• **WHAT YOU WILL DO**: Spot each line in the records below where the word "values" occurs, then copy it.

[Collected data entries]
------------

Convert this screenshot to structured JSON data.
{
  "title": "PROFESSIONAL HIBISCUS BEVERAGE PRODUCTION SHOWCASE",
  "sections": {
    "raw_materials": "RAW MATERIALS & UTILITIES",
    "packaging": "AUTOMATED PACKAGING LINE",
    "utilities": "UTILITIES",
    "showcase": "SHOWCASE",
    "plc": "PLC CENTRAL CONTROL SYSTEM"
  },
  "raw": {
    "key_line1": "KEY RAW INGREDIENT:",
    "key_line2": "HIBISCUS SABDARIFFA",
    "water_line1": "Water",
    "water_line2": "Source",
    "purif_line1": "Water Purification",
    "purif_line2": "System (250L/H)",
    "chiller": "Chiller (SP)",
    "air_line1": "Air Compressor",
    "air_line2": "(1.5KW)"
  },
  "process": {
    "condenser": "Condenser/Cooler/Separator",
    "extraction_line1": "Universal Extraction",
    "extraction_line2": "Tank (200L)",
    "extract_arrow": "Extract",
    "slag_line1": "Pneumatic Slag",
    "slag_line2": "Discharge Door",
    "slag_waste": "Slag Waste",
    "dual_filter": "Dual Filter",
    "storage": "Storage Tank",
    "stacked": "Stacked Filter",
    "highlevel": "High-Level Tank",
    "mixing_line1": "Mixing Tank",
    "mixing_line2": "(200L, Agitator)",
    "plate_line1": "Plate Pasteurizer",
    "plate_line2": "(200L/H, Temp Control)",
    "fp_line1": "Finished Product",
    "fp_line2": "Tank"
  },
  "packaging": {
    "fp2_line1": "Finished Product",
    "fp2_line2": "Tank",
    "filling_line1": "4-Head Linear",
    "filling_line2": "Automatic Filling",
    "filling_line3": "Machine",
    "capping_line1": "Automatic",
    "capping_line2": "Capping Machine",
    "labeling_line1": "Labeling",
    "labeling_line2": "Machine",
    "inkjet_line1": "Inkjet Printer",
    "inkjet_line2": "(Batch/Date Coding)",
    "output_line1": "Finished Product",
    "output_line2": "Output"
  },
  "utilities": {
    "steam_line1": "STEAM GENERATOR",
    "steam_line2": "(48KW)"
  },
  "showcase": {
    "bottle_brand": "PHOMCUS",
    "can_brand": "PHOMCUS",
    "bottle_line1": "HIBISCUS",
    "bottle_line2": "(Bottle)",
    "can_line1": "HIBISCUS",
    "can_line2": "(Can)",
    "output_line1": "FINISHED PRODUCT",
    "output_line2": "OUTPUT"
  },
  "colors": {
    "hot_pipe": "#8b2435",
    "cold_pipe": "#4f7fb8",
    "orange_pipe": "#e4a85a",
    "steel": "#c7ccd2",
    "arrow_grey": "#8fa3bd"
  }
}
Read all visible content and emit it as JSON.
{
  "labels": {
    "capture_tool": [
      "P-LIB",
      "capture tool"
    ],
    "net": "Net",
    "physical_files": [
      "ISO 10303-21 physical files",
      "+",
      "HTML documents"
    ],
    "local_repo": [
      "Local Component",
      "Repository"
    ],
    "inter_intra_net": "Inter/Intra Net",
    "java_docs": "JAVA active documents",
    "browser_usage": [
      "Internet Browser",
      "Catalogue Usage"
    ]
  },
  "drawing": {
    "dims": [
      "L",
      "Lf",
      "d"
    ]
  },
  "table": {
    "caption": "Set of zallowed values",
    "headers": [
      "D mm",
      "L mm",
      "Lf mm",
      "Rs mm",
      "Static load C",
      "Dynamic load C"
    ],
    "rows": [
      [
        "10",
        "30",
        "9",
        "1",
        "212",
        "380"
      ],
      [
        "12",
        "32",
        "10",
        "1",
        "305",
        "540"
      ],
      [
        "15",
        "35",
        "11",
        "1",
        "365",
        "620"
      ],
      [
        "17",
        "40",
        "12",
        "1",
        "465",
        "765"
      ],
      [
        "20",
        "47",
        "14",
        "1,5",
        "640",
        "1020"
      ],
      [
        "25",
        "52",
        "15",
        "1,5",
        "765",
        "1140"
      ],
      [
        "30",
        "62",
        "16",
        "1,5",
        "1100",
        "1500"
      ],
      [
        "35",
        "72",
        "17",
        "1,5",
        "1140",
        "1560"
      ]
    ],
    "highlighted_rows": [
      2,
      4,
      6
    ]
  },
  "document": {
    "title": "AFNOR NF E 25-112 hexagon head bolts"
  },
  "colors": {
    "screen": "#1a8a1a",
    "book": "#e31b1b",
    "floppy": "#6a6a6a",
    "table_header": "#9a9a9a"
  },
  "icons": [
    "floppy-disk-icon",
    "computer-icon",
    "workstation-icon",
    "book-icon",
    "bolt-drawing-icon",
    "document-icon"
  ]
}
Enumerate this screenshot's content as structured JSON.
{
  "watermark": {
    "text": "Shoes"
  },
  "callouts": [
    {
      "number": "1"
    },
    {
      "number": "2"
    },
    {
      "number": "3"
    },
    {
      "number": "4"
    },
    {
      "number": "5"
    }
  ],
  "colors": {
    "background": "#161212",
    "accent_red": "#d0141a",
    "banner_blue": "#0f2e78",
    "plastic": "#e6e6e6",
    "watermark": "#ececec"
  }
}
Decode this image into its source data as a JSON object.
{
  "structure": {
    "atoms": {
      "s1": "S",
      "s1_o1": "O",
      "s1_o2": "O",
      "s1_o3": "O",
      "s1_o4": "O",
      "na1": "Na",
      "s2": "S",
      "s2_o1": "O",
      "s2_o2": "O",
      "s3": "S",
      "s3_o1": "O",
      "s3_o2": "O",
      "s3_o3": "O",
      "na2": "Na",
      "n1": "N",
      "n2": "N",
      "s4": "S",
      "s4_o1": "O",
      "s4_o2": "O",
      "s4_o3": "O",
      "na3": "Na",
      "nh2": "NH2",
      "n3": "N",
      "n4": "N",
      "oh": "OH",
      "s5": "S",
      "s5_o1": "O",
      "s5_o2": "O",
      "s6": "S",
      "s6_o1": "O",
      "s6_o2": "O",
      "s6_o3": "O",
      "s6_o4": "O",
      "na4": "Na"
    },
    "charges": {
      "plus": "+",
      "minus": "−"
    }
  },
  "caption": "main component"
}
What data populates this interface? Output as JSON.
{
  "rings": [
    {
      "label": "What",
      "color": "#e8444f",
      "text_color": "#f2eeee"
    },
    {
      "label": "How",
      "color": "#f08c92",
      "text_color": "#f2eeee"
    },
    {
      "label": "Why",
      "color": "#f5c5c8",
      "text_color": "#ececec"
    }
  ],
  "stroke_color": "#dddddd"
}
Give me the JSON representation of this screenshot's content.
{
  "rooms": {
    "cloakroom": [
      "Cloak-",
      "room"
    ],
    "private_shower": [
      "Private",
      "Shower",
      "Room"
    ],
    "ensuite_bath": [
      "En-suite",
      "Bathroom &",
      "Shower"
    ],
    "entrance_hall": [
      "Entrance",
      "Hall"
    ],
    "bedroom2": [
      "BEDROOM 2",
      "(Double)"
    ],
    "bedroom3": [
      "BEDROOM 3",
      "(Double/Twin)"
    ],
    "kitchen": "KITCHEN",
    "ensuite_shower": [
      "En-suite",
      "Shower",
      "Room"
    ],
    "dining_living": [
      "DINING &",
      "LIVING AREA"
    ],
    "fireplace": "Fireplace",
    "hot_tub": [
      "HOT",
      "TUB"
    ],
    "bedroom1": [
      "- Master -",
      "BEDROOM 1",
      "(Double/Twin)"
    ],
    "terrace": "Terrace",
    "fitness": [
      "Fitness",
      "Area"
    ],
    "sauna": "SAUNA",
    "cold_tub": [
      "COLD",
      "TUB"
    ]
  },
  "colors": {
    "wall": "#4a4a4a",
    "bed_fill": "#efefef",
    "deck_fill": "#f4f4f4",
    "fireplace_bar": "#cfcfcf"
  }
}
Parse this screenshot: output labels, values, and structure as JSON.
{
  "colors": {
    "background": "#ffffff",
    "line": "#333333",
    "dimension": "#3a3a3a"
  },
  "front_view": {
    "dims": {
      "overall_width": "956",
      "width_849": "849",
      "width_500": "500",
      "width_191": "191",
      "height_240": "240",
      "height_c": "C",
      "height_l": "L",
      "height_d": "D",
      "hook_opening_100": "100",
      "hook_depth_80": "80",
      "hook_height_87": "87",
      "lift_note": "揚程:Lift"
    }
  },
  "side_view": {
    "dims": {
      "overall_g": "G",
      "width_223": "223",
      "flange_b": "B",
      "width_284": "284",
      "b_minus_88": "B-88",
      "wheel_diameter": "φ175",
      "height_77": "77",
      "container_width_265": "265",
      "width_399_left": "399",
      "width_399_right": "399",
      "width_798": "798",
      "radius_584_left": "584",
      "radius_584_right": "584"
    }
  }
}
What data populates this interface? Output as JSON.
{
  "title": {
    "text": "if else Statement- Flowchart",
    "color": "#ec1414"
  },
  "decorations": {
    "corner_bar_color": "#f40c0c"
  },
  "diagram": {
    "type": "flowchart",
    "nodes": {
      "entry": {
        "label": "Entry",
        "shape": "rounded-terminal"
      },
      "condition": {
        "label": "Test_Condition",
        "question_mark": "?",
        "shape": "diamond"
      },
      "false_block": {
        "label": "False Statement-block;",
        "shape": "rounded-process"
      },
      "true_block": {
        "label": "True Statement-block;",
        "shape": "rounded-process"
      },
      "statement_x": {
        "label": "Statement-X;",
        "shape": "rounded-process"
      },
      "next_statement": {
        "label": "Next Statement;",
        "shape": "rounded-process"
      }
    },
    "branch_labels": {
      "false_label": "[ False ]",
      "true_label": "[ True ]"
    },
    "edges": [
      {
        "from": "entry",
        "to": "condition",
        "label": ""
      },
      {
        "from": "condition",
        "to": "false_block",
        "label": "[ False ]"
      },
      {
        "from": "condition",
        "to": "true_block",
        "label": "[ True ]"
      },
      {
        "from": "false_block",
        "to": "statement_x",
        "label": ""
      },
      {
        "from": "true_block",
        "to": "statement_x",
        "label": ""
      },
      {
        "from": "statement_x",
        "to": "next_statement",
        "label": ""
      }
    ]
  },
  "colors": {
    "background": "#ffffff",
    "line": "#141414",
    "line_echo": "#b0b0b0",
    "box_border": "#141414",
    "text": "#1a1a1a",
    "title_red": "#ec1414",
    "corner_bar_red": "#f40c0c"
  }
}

------------

• **PROBLEM SOLUTION**:
    "caption": "Set of zallowed values",
Parse this screenshot: output labels, values, and structure as JSON.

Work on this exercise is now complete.